Below is a block of records. Copy every line in it that contains the word "Percentage".

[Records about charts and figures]
****************************************
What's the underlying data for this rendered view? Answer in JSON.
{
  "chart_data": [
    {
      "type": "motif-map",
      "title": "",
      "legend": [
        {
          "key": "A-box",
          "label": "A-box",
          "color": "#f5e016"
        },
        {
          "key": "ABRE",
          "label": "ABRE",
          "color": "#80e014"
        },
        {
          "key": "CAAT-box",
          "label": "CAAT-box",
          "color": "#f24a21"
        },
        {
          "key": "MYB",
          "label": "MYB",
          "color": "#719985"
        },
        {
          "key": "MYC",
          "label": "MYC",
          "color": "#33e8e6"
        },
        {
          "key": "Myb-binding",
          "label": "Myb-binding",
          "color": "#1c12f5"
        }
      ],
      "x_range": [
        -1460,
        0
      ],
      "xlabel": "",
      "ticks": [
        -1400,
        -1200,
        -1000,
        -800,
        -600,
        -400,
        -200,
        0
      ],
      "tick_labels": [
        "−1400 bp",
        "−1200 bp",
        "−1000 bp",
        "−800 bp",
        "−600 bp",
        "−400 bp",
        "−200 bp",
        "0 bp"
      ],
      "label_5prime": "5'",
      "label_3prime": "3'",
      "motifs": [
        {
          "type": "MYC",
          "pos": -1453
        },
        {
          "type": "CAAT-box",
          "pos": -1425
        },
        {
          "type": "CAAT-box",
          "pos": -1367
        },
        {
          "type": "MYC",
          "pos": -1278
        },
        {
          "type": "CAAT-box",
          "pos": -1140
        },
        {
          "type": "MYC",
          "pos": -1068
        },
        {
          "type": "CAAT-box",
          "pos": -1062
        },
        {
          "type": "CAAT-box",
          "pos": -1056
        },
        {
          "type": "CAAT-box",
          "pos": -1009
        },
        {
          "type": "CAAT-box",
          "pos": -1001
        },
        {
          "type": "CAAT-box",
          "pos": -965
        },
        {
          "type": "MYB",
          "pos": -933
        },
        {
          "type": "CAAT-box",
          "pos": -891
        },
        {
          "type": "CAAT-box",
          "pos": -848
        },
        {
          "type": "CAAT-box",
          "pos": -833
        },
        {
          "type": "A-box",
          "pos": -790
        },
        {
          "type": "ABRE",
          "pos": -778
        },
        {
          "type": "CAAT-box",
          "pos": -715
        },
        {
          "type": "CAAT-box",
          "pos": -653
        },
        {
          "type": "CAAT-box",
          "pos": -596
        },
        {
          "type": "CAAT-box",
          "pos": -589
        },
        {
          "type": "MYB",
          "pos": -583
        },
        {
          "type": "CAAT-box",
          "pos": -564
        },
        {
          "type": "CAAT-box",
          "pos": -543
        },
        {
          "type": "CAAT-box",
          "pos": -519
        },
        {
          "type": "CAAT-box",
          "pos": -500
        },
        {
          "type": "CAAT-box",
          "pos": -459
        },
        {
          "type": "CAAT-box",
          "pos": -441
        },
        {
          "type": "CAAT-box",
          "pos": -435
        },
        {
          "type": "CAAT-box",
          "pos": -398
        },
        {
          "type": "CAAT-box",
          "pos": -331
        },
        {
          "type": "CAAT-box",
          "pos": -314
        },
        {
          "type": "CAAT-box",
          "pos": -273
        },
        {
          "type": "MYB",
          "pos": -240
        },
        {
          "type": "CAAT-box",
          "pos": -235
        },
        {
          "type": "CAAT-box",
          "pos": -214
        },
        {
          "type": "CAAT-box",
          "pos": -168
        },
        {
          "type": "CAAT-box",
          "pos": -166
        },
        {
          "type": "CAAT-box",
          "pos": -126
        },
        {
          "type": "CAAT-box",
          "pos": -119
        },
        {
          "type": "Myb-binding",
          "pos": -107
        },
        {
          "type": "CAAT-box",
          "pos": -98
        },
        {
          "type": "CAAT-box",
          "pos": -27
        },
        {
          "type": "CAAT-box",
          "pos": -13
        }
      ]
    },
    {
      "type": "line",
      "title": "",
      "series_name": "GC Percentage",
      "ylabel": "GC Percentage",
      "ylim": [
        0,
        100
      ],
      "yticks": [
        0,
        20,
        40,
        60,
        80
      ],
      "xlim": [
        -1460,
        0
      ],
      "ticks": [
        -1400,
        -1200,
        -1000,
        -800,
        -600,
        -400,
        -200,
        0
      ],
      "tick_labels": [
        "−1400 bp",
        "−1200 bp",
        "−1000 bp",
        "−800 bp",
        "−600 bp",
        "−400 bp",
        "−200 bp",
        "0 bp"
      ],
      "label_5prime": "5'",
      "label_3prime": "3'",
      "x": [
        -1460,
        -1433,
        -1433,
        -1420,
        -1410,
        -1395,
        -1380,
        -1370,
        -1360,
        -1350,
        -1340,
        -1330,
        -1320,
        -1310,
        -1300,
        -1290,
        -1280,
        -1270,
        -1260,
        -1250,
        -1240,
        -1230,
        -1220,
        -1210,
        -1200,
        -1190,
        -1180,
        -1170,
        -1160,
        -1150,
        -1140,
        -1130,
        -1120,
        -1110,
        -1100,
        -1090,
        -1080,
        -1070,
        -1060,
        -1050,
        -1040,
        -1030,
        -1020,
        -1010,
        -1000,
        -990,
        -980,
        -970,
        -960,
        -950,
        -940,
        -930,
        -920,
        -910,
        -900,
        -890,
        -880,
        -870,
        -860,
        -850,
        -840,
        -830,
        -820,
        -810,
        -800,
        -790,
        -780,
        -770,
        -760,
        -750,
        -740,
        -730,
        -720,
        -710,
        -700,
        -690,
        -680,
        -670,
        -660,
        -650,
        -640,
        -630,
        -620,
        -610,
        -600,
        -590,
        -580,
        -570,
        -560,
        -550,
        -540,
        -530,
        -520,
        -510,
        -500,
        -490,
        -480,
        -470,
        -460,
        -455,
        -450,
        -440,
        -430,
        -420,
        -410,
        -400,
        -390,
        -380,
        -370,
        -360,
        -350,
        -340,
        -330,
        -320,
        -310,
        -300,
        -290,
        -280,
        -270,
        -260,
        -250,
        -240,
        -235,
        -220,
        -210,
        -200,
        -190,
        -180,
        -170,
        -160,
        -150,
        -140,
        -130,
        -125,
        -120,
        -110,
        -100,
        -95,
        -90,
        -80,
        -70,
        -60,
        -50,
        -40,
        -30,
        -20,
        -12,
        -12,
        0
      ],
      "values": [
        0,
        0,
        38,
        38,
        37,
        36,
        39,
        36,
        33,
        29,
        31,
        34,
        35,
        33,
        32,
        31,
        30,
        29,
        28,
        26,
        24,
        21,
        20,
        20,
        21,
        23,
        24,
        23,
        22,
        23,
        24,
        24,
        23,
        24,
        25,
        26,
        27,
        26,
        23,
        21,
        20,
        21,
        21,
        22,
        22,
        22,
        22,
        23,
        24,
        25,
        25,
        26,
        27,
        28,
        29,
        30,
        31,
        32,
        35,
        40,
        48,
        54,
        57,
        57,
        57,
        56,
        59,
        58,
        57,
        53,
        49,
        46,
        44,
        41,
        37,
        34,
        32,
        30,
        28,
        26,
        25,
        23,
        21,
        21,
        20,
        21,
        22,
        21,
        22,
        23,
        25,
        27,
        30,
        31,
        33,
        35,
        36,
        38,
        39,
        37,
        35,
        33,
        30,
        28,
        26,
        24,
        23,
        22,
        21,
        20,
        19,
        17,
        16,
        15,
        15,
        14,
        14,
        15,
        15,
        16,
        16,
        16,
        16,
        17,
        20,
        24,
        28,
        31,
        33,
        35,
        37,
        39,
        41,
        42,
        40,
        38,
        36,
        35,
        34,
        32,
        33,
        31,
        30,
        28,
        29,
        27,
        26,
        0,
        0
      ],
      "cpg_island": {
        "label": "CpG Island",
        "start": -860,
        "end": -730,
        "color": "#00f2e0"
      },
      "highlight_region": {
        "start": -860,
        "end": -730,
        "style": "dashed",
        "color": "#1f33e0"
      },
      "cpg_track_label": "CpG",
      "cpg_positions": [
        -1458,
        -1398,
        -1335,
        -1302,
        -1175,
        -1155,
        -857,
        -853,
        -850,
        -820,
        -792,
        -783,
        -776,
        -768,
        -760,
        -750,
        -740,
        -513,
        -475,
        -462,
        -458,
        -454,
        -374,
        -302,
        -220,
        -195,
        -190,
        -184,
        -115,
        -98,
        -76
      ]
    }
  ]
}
****************************************
Completed exercise:
      "series_name": "GC Percentage",
      "ylabel": "GC Percentage",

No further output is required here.